Stated goal a: In the rows below, output the stretch from the line containing "Find all labels, buttons, inputs, and" through the line containing "swap-icon[interactable]: ⇅ <box>32", copying each line unchanged and leaving out the picture.

Excerpt to read:
--------------------

Numerics in OpenFoam - PBiCG vs. PCG
So the numerical scheme (fvScheme) will affect the property of the matrix to invert and we should choose properly the solver/solving algorithm (fvSolution) in order to solve it properly. Depending on the form of matrix depended on structured or unstructured mesh something like that.
Quote:
Hi Frog,
Meindert already mentioned, the difference between a PCG or a PBiCG,...
you can find in any textbook about linear iterative solvers like
Wessling, Saad, Trefethen, Stran,.... I think the book from Saad you find free on the www.
But I think your problems are a bit different.
Sine OF is a segregated solver, for every field (variable) there has to be solved a
linear system (i.e. for U, p,...) you have AU=b, Bp=c, A;B matrices.
Your choice of the numerical schemes
(entries for the operator discretization in fvSchemes, i.e.
(linear, upwind, limitedLinear,...)
for the operators is respobsible of the coefficients of this matrices.
So the choice of operators regarding f.i. U are responsible for the
properties/coefficients of the matrix A
The choice of your solution/solving algorithm (i.e. entries in fvSolution)
is responsible which iterative solver is used to solve your linear system.
So choosing f.i. PCG for U and PBiCG for p,
AU=b is solved iteratively bc PCG, Bp=c with PBiCG
and so forth.

--------------------

Entries shown:
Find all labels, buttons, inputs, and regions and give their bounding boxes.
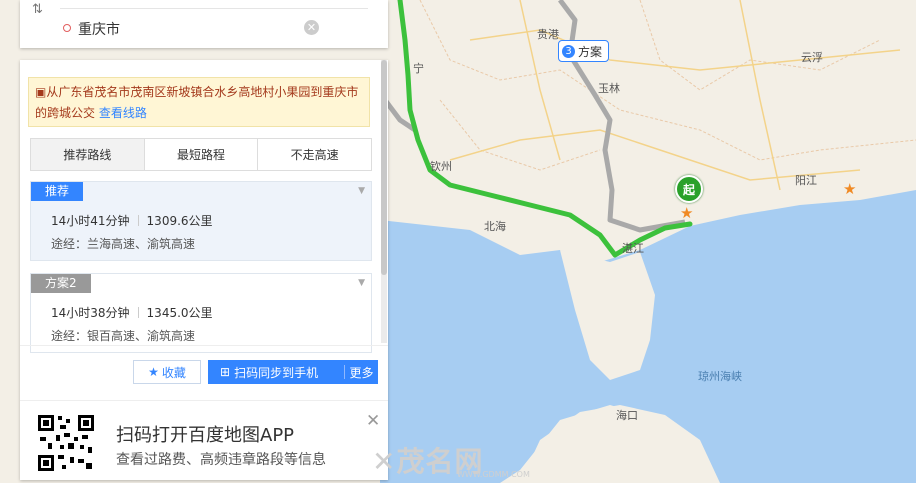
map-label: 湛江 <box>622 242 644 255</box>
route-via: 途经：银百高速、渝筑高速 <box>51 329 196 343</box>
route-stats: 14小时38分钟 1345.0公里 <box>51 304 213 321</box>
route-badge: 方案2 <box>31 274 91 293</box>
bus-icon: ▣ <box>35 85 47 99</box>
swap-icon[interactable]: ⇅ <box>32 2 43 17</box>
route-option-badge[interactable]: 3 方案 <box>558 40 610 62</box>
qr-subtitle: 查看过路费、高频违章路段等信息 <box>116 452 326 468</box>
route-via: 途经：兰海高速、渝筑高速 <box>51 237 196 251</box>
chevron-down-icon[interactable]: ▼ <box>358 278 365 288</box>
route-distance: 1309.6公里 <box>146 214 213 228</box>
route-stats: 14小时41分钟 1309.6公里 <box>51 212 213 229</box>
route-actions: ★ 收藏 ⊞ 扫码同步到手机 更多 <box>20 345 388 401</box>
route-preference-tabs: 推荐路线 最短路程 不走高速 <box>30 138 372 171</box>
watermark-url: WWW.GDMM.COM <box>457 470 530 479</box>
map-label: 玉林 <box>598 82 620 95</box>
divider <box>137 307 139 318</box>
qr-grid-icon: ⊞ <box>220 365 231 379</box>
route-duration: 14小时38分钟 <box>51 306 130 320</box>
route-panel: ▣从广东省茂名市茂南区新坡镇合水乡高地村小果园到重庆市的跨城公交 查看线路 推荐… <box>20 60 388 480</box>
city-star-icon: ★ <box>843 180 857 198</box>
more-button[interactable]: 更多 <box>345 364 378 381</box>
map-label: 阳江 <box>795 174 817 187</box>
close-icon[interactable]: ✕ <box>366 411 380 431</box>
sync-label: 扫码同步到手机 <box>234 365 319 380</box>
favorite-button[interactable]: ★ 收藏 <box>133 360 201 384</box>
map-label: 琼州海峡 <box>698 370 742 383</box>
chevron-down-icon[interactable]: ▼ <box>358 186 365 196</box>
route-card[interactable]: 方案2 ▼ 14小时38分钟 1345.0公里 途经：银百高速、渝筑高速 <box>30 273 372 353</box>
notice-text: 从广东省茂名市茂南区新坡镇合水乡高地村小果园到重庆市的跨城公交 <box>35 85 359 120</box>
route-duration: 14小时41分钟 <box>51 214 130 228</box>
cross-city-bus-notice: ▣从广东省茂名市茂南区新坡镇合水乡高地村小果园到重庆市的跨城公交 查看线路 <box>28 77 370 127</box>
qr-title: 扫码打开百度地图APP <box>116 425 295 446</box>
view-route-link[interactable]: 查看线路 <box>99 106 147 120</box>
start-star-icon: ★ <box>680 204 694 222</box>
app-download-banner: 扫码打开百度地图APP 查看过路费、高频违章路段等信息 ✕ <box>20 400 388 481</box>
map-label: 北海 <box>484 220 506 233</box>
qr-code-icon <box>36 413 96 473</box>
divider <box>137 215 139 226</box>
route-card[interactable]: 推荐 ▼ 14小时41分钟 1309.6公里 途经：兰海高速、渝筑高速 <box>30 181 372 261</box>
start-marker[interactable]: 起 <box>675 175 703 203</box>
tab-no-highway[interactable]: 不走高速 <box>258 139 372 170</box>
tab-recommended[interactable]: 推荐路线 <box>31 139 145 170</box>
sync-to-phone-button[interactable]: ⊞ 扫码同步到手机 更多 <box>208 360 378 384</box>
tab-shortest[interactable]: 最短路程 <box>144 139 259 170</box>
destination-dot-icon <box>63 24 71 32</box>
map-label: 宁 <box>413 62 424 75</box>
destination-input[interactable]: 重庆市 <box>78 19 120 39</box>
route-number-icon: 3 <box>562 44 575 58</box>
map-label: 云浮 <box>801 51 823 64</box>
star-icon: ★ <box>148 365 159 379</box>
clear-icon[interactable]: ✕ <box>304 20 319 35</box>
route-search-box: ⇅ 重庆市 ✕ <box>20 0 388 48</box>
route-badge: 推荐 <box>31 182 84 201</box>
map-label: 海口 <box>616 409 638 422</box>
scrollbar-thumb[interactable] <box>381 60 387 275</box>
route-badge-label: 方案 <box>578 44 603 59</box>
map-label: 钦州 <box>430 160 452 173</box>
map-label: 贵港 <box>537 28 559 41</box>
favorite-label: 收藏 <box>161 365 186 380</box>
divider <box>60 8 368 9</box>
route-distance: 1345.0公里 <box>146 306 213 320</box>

--------------------

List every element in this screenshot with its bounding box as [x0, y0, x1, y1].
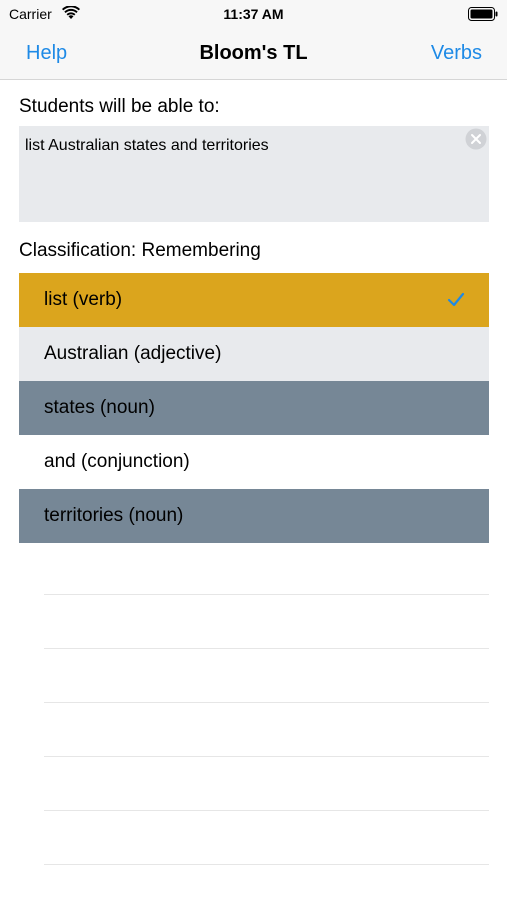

--------------------

Stated goal b: In the forum thread on PBiCG versus PCG, the entries in which file determine which iterative solver is used to solve the linear system?

Expected output a:
Find all labels, buttons, inputs, and regions and give their bounding boxes.
map-label: 湛江 <box>622 242 644 255</box>
route-via: 途经：银百高速、渝筑高速 <box>51 329 196 343</box>
route-stats: 14小时38分钟 1345.0公里 <box>51 304 213 321</box>
route-badge: 方案2 <box>31 274 91 293</box>
bus-icon: ▣ <box>35 85 47 99</box>
swap-icon[interactable]: ⇅ <box>32 2 43 17</box>

Expected output b: The entries in fvSolution determine which iterative solver is used.